BEGIN Records for the exercise

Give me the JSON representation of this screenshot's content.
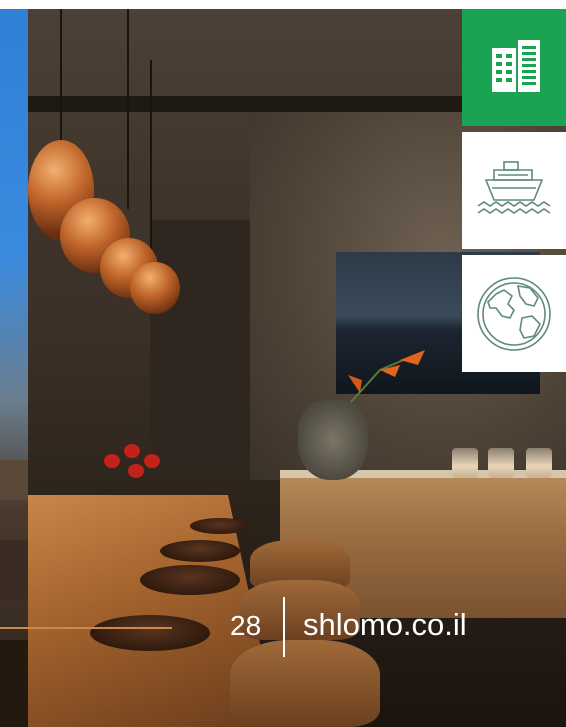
{
  "footer": {
    "page_number": "28",
    "website": "shlomo.co.il"
  },
  "side_menu": {
    "items": [
      {
        "icon": "building-icon",
        "state": "active"
      },
      {
        "icon": "ship-icon",
        "state": "inactive"
      },
      {
        "icon": "globe-icon",
        "state": "inactive"
      }
    ]
  },
  "colors": {
    "accent_green": "#1aa352",
    "icon_outline": "#5f8a7e",
    "footer_line": "#c98a4a",
    "text": "#ffffff"
  }
}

END Records for the exercise

Every line should be retyped exactly, with the pictures omitted.

Give me the JSON representation of this screenshot's content.
{
  "footer": {
    "page_number": "28",
    "website": "shlomo.co.il"
  },
  "side_menu": {
    "items": [
      {
        "icon": "building-icon",
        "state": "active"
      },
      {
        "icon": "ship-icon",
        "state": "inactive"
      },
      {
        "icon": "globe-icon",
        "state": "inactive"
      }
    ]
  },
  "colors": {
    "accent_green": "#1aa352",
    "icon_outline": "#5f8a7e",
    "footer_line": "#c98a4a",
    "text": "#ffffff"
  }
}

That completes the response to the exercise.